* OBJECTIVE:
Review the material and extract every line in which the word "name" occurs.

begin PROVIDED RECORDS

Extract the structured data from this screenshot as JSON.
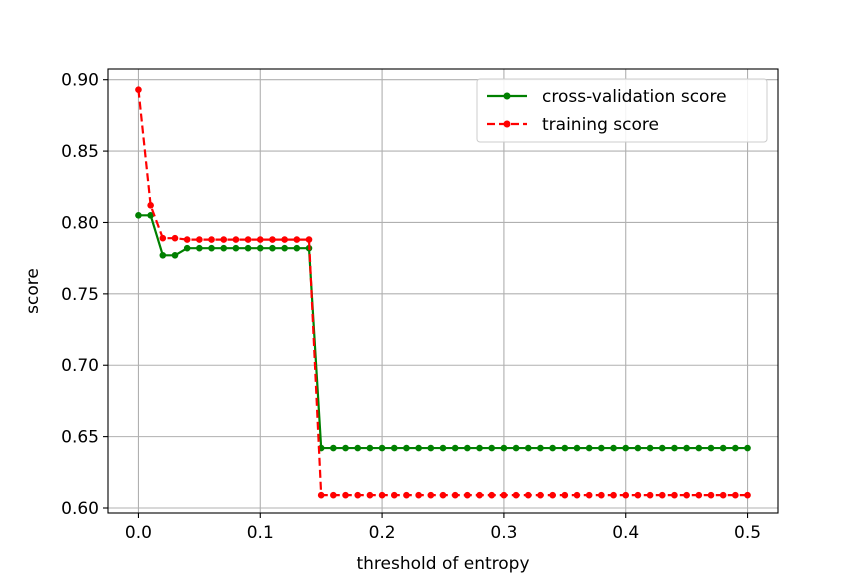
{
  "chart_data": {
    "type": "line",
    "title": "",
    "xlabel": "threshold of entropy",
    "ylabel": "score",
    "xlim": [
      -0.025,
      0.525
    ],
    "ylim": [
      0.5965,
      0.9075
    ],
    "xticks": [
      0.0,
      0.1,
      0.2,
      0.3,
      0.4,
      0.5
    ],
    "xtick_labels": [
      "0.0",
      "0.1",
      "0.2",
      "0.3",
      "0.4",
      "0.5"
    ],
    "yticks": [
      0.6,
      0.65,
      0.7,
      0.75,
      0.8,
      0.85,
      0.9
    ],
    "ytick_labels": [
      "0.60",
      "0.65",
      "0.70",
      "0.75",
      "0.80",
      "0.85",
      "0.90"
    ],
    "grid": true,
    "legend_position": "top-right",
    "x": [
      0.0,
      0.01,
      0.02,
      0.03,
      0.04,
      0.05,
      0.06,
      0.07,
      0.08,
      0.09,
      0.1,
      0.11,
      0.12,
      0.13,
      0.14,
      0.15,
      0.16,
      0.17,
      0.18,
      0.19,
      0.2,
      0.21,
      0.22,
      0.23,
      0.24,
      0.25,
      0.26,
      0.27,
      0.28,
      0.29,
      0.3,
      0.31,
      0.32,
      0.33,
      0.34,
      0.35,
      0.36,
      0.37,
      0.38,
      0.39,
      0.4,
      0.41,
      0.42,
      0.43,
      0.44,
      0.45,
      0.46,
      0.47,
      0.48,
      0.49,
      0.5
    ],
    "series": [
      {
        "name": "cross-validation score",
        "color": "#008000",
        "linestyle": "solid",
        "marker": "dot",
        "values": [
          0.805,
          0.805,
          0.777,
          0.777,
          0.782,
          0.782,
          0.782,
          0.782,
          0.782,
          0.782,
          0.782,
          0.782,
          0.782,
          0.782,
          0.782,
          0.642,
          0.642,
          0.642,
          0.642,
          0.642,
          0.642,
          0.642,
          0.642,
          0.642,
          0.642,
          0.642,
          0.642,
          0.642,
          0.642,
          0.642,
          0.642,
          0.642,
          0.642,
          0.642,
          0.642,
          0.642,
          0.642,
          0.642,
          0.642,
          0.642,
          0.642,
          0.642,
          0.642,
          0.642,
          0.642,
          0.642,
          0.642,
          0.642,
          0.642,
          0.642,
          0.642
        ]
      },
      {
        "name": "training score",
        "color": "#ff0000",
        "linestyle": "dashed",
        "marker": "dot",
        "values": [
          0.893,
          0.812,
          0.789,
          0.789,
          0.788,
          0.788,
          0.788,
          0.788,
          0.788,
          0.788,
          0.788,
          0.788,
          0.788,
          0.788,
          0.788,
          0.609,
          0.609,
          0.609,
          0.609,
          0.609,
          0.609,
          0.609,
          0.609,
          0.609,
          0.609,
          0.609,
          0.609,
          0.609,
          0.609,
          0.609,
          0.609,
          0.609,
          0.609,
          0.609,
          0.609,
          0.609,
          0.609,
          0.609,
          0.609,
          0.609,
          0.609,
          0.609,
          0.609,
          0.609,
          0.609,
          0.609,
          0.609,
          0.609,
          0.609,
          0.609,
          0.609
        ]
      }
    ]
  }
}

end PROVIDED RECORDS

* FULL RESPONSE:
        "name": "cross-validation score",
        "name": "training score",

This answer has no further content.